*Stated exercise*: Scan the records for the word "حملات". Copy each line that includes it.

** Start of Supplied data **

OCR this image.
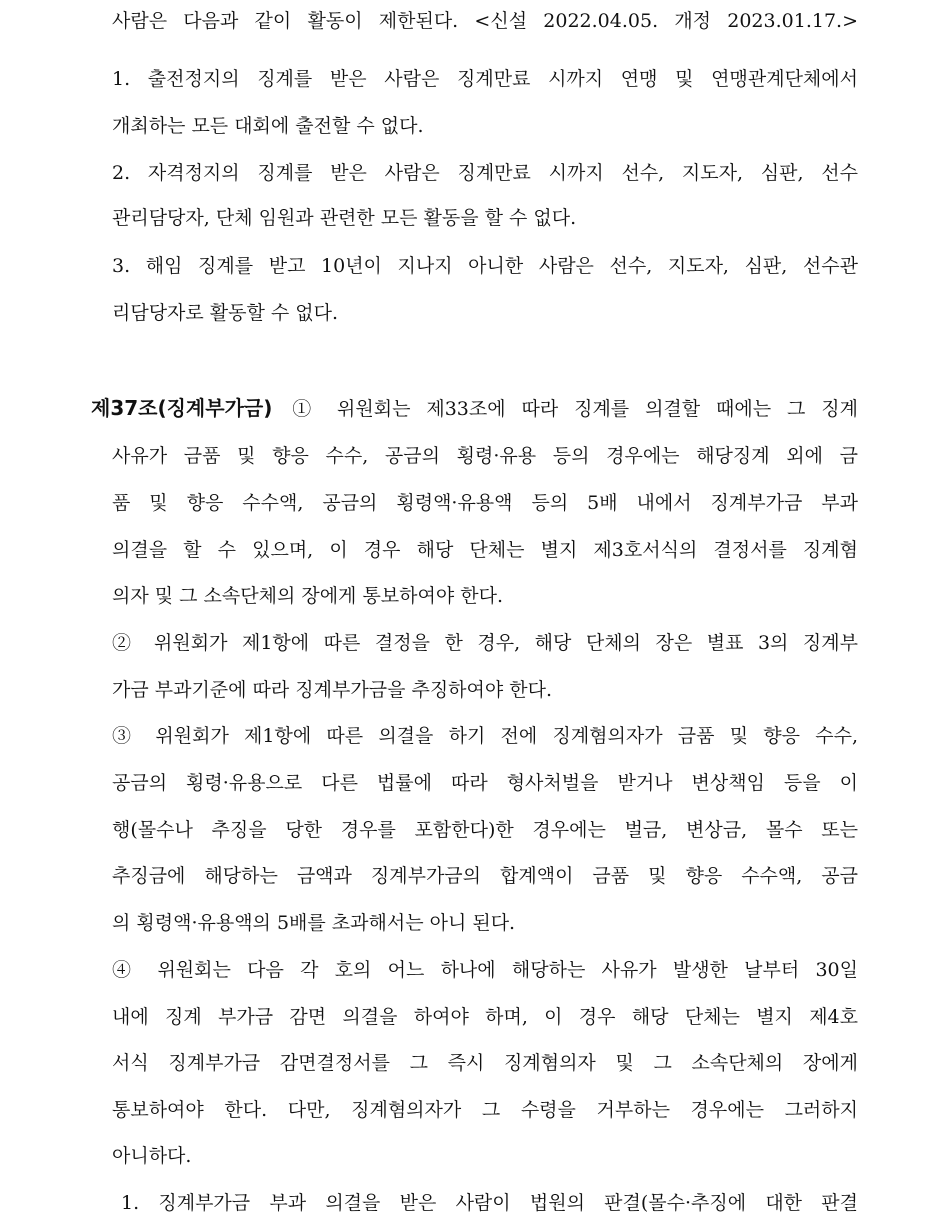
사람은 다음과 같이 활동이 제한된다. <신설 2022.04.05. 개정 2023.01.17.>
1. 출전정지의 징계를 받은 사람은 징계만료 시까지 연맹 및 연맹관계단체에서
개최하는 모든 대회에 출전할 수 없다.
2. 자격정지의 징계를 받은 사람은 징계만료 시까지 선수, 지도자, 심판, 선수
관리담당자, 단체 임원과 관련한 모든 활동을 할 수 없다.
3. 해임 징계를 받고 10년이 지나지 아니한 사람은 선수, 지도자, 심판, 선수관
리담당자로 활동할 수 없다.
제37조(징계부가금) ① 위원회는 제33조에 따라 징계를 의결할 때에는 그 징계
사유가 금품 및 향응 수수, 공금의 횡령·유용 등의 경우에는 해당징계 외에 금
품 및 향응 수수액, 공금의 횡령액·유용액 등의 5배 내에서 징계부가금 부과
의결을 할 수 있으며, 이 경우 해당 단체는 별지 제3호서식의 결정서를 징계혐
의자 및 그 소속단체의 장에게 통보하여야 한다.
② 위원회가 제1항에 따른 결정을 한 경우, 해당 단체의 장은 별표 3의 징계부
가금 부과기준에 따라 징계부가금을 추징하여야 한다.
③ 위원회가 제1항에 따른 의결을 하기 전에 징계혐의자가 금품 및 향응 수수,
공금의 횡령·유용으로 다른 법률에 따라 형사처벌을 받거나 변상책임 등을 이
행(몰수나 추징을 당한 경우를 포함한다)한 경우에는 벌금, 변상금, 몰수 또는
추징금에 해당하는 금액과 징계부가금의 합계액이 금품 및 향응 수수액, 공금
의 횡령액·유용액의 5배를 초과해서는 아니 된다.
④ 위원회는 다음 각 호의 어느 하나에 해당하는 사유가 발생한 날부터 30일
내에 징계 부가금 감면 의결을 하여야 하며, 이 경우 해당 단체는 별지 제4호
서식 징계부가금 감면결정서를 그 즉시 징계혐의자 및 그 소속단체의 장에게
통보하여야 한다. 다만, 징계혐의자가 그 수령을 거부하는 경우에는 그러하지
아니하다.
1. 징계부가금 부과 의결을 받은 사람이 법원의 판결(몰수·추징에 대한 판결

** End of Supplied data **
** Start of Supplied data **

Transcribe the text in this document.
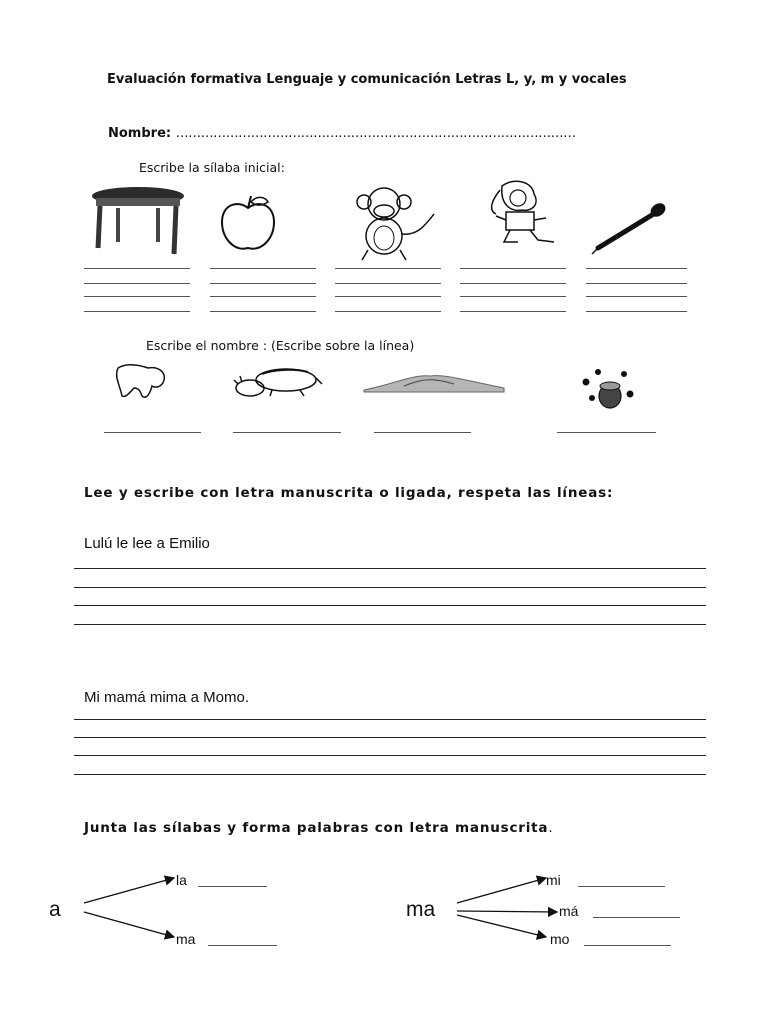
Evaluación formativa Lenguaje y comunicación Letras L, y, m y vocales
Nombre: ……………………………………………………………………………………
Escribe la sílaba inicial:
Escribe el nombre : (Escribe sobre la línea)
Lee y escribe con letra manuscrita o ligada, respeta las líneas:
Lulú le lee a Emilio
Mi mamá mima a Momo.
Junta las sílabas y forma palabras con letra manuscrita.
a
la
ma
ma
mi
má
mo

** End of Supplied data **
** Start of Supplied data **

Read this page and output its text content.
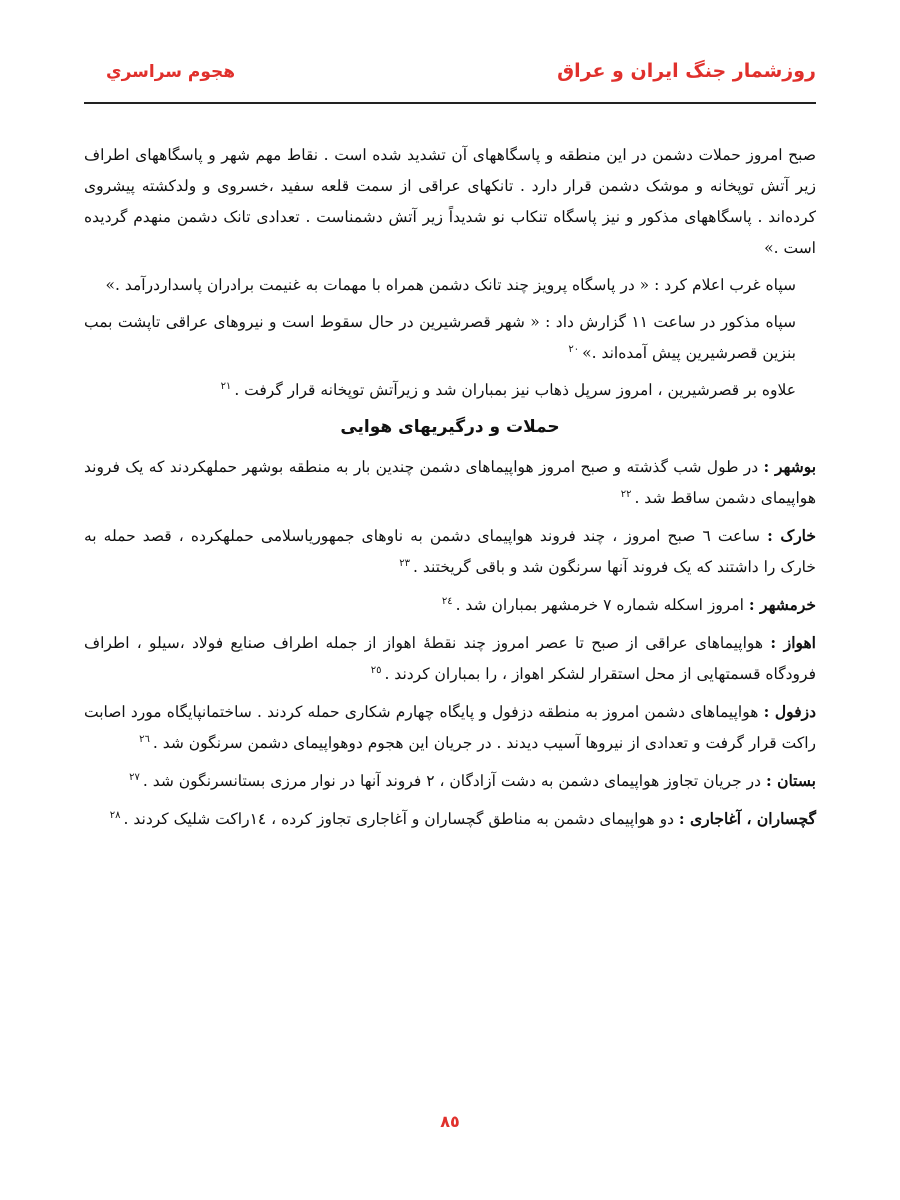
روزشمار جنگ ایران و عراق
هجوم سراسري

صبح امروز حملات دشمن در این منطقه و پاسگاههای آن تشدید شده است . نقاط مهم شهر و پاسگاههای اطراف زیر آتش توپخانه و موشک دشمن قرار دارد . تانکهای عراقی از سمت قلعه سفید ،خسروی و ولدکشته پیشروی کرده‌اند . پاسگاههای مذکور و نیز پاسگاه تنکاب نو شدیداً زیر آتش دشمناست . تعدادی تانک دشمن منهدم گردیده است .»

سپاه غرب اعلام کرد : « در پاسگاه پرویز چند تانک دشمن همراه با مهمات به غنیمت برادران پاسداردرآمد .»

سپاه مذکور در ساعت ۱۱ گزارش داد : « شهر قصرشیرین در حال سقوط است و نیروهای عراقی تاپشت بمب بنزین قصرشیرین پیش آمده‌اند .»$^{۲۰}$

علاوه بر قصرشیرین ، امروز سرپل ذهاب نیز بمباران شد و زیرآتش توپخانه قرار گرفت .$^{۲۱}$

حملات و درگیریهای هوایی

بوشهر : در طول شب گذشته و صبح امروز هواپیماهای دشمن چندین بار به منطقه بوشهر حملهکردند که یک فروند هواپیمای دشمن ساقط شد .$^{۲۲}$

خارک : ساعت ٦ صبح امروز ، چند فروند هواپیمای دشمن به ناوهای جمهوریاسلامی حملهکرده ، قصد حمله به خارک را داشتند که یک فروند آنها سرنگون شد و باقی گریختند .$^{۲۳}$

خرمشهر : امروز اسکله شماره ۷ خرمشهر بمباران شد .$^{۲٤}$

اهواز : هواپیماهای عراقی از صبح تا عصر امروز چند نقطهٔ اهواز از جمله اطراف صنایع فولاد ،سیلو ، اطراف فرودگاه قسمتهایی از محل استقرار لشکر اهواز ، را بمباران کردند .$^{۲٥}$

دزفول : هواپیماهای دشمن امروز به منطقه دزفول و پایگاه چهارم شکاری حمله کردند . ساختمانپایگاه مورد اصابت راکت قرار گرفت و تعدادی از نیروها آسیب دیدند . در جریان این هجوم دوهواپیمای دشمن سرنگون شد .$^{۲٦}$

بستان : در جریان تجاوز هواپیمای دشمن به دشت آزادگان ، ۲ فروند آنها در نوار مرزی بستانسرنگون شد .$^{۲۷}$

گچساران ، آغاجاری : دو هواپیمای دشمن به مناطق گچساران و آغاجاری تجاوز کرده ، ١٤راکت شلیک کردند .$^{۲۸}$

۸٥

** End of Supplied data **

*Answer to this task*:
صبح امروز حملات دشمن در این منطقه و پاسگاههای آن تشدید شده است . نقاط مهم شهر و پاسگاههای اطراف زیر آتش توپخانه و موشک دشمن قرار دارد . تانکهای عراقی از سمت قلعه سفید ،خسروی و ولدکشته پیشروی کرده‌اند . پاسگاههای مذکور و نیز پاسگاه تنکاب نو شدیداً زیر آتش دشمناست . تعدادی تانک دشمن منهدم گردیده است .»
حملات و درگیریهای هوایی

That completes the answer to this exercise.